Set exercise: Each entry here needs to be set down again exactly, please; pictures are left out.

=======

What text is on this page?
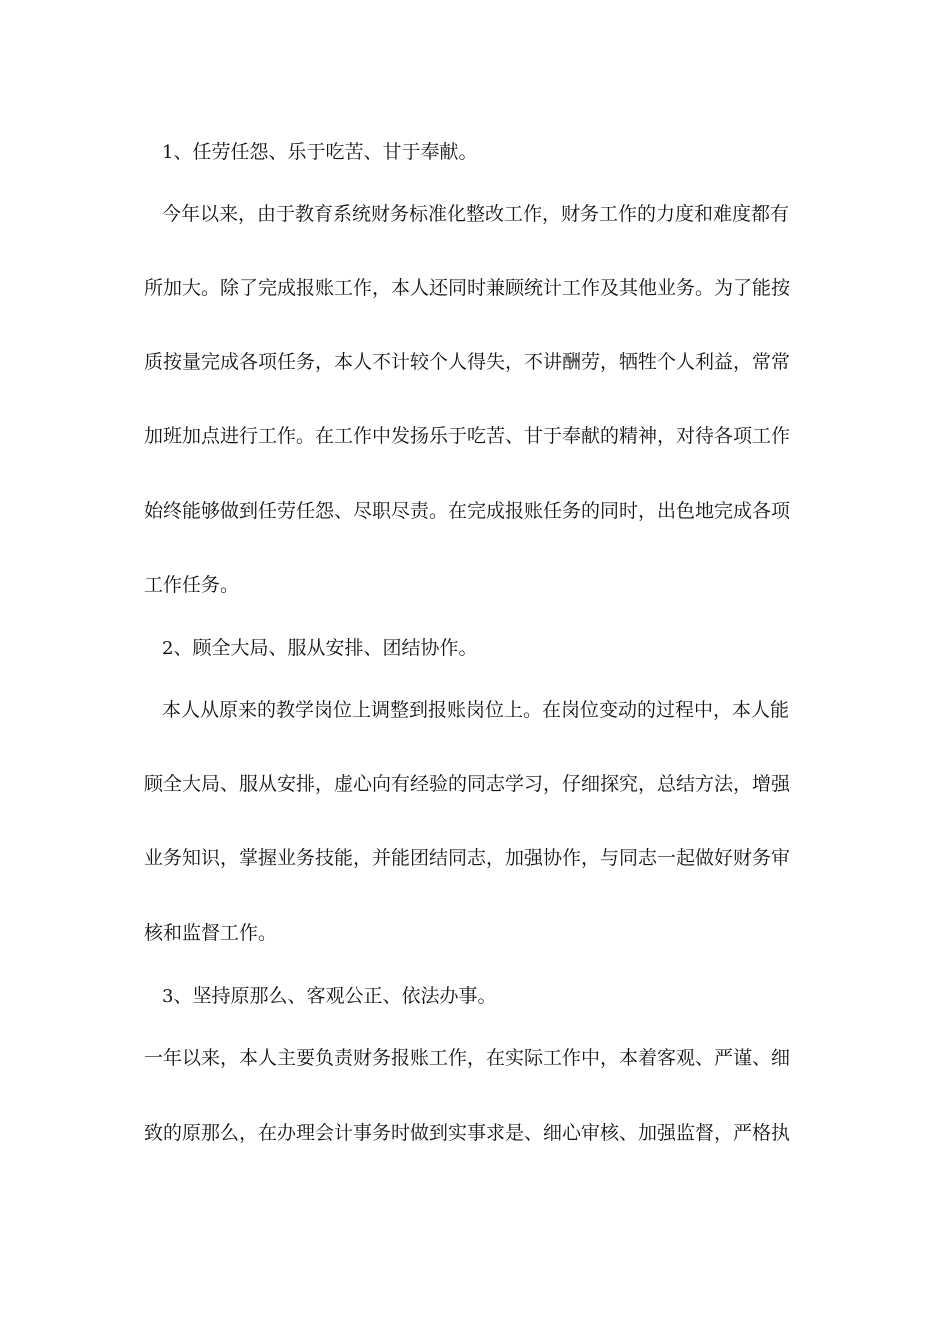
1、任劳任怨、乐于吃苦、甘于奉献。
今年以来，由于教育系统财务标准化整改工作，财务工作的力度和难度都有
所加大。除了完成报账工作，本人还同时兼顾统计工作及其他业务。为了能按
质按量完成各项任务，本人不计较个人得失，不讲酬劳，牺牲个人利益，常常
加班加点进行工作。在工作中发扬乐于吃苦、甘于奉献的精神，对待各项工作
始终能够做到任劳任怨、尽职尽责。在完成报账任务的同时，出色地完成各项
工作任务。
2、顾全大局、服从安排、团结协作。
本人从原来的教学岗位上调整到报账岗位上。在岗位变动的过程中，本人能
顾全大局、服从安排，虚心向有经验的同志学习，仔细探究，总结方法，增强
业务知识，掌握业务技能，并能团结同志，加强协作，与同志一起做好财务审
核和监督工作。
3、坚持原那么、客观公正、依法办事。
一年以来，本人主要负责财务报账工作，在实际工作中，本着客观、严谨、细
致的原那么，在办理会计事务时做到实事求是、细心审核、加强监督，严格执
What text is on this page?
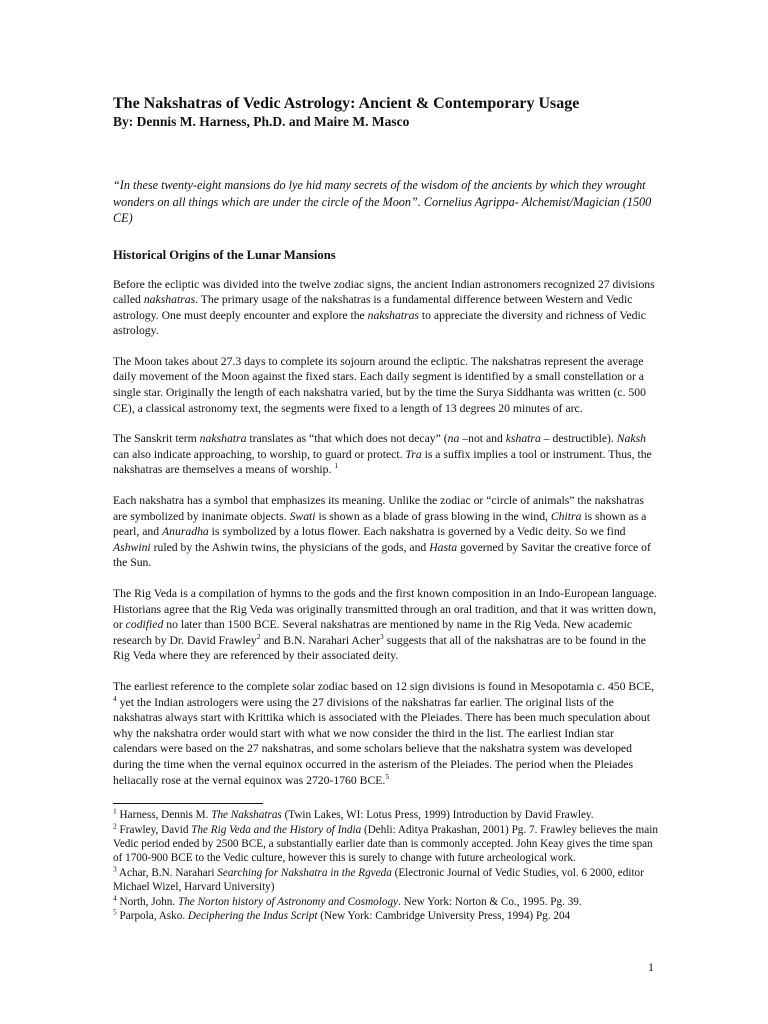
The Nakshatras of Vedic Astrology: Ancient & Contemporary Usage
By: Dennis M. Harness, Ph.D. and Maire M. Masco
“In these twenty-eight mansions do lye hid many secrets of the wisdom of the ancients by which they wrought wonders on all things which are under the circle of the Moon”. Cornelius Agrippa- Alchemist/Magician (1500 CE)
Historical Origins of the Lunar Mansions

Before the ecliptic was divided into the twelve zodiac signs, the ancient Indian astronomers recognized 27 divisions called nakshatras. The primary usage of the nakshatras is a fundamental difference between Western and Vedic astrology. One must deeply encounter and explore the nakshatras to appreciate the diversity and richness of Vedic astrology.

The Moon takes about 27.3 days to complete its sojourn around the ecliptic. The nakshatras represent the average daily movement of the Moon against the fixed stars. Each daily segment is identified by a small constellation or a single star. Originally the length of each nakshatra varied, but by the time the Surya Siddhanta was written (c. 500 CE), a classical astronomy text, the segments were fixed to a length of 13 degrees 20 minutes of arc.

The Sanskrit term nakshatra translates as “that which does not decay” (na –not and kshatra – destructible). Naksh can also indicate approaching, to worship, to guard or protect. Tra is a suffix implies a tool or instrument. Thus, the nakshatras are themselves a means of worship. $^1$

Each nakshatra has a symbol that emphasizes its meaning. Unlike the zodiac or “circle of animals” the nakshatras are symbolized by inanimate objects. Swati is shown as a blade of grass blowing in the wind, Chitra is shown as a pearl, and Anuradha is symbolized by a lotus flower. Each nakshatra is governed by a Vedic deity. So we find Ashwini ruled by the Ashwin twins, the physicians of the gods, and Hasta governed by Savitar the creative force of the Sun.

The Rig Veda is a compilation of hymns to the gods and the first known composition in an Indo-European language. Historians agree that the Rig Veda was originally transmitted through an oral tradition, and that it was written down, or codified no later than 1500 BCE. Several nakshatras are mentioned by name in the Rig Veda. New academic research by Dr. David Frawley$^2$ and B.N. Narahari Acher$^3$ suggests that all of the nakshatras are to be found in the Rig Veda where they are referenced by their associated deity.

The earliest reference to the complete solar zodiac based on 12 sign divisions is found in Mesopotamia c. 450 BCE, $^4$ yet the Indian astrologers were using the 27 divisions of the nakshatras far earlier. The original lists of the nakshatras always start with Krittika which is associated with the Pleiades. There has been much speculation about why the nakshatra order would start with what we now consider the third in the list. The earliest Indian star calendars were based on the 27 nakshatras, and some scholars believe that the nakshatra system was developed during the time when the vernal equinox occurred in the asterism of the Pleiades. The period when the Pleiades heliacally rose at the vernal equinox was 2720-1760 BCE.$^5$

$^1$ Harness, Dennis M. The Nakshatras (Twin Lakes, WI: Lotus Press, 1999) Introduction by David Frawley.
$^2$ Frawley, David The Rig Veda and the History of India (Dehli: Aditya Prakashan, 2001) Pg. 7. Frawley believes the main Vedic period ended by 2500 BCE, a substantially earlier date than is commonly accepted. John Keay gives the time span of 1700-900 BCE to the Vedic culture, however this is surely to change with future archeological work.
$^3$ Achar, B.N. Narahari Searching for Nakshatra in the Rgveda (Electronic Journal of Vedic Studies, vol. 6 2000, editor Michael Wizel, Harvard University)
$^4$ North, John. The Norton history of Astronomy and Cosmology. New York: Norton & Co., 1995. Pg. 39.
$^5$ Parpola, Asko. Deciphering the Indus Script (New York: Cambridge University Press, 1994) Pg. 204
1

=======

Result:
What text is on this page?
1、任劳任怨、乐于吃苦、甘于奉献。
今年以来，由于教育系统财务标准化整改工作，财务工作的力度和难度都有
所加大。除了完成报账工作，本人还同时兼顾统计工作及其他业务。为了能按
质按量完成各项任务，本人不计较个人得失，不讲酬劳，牺牲个人利益，常常
加班加点进行工作。在工作中发扬乐于吃苦、甘于奉献的精神，对待各项工作
始终能够做到任劳任怨、尽职尽责。在完成报账任务的同时，出色地完成各项
工作任务。
2、顾全大局、服从安排、团结协作。
本人从原来的教学岗位上调整到报账岗位上。在岗位变动的过程中，本人能
顾全大局、服从安排，虚心向有经验的同志学习，仔细探究，总结方法，增强
业务知识，掌握业务技能，并能团结同志，加强协作，与同志一起做好财务审
核和监督工作。
3、坚持原那么、客观公正、依法办事。
一年以来，本人主要负责财务报账工作，在实际工作中，本着客观、严谨、细
致的原那么，在办理会计事务时做到实事求是、细心审核、加强监督，严格执
What text is on this page?
The Nakshatras of Vedic Astrology: Ancient & Contemporary Usage
By: Dennis M. Harness, Ph.D. and Maire M. Masco
“In these twenty-eight mansions do lye hid many secrets of the wisdom of the ancients by which they wrought wonders on all things which are under the circle of the Moon”. Cornelius Agrippa- Alchemist/Magician (1500 CE)
Historical Origins of the Lunar Mansions

Before the ecliptic was divided into the twelve zodiac signs, the ancient Indian astronomers recognized 27 divisions called nakshatras. The primary usage of the nakshatras is a fundamental difference between Western and Vedic astrology. One must deeply encounter and explore the nakshatras to appreciate the diversity and richness of Vedic astrology.

The Moon takes about 27.3 days to complete its sojourn around the ecliptic. The nakshatras represent the average daily movement of the Moon against the fixed stars. Each daily segment is identified by a small constellation or a single star. Originally the length of each nakshatra varied, but by the time the Surya Siddhanta was written (c. 500 CE), a classical astronomy text, the segments were fixed to a length of 13 degrees 20 minutes of arc.

The Sanskrit term nakshatra translates as “that which does not decay” (na –not and kshatra – destructible). Naksh can also indicate approaching, to worship, to guard or protect. Tra is a suffix implies a tool or instrument. Thus, the nakshatras are themselves a means of worship. $^1$

Each nakshatra has a symbol that emphasizes its meaning. Unlike the zodiac or “circle of animals” the nakshatras are symbolized by inanimate objects. Swati is shown as a blade of grass blowing in the wind, Chitra is shown as a pearl, and Anuradha is symbolized by a lotus flower. Each nakshatra is governed by a Vedic deity. So we find Ashwini ruled by the Ashwin twins, the physicians of the gods, and Hasta governed by Savitar the creative force of the Sun.

The Rig Veda is a compilation of hymns to the gods and the first known composition in an Indo-European language. Historians agree that the Rig Veda was originally transmitted through an oral tradition, and that it was written down, or codified no later than 1500 BCE. Several nakshatras are mentioned by name in the Rig Veda. New academic research by Dr. David Frawley$^2$ and B.N. Narahari Acher$^3$ suggests that all of the nakshatras are to be found in the Rig Veda where they are referenced by their associated deity.

The earliest reference to the complete solar zodiac based on 12 sign divisions is found in Mesopotamia c. 450 BCE, $^4$ yet the Indian astrologers were using the 27 divisions of the nakshatras far earlier. The original lists of the nakshatras always start with Krittika which is associated with the Pleiades. There has been much speculation about why the nakshatra order would start with what we now consider the third in the list. The earliest Indian star calendars were based on the 27 nakshatras, and some scholars believe that the nakshatra system was developed during the time when the vernal equinox occurred in the asterism of the Pleiades. The period when the Pleiades heliacally rose at the vernal equinox was 2720-1760 BCE.$^5$

$^1$ Harness, Dennis M. The Nakshatras (Twin Lakes, WI: Lotus Press, 1999) Introduction by David Frawley.
$^2$ Frawley, David The Rig Veda and the History of India (Dehli: Aditya Prakashan, 2001) Pg. 7. Frawley believes the main Vedic period ended by 2500 BCE, a substantially earlier date than is commonly accepted. John Keay gives the time span of 1700-900 BCE to the Vedic culture, however this is surely to change with future archeological work.
$^3$ Achar, B.N. Narahari Searching for Nakshatra in the Rgveda (Electronic Journal of Vedic Studies, vol. 6 2000, editor Michael Wizel, Harvard University)
$^4$ North, John. The Norton history of Astronomy and Cosmology. New York: Norton & Co., 1995. Pg. 39.
$^5$ Parpola, Asko. Deciphering the Indus Script (New York: Cambridge University Press, 1994) Pg. 204
1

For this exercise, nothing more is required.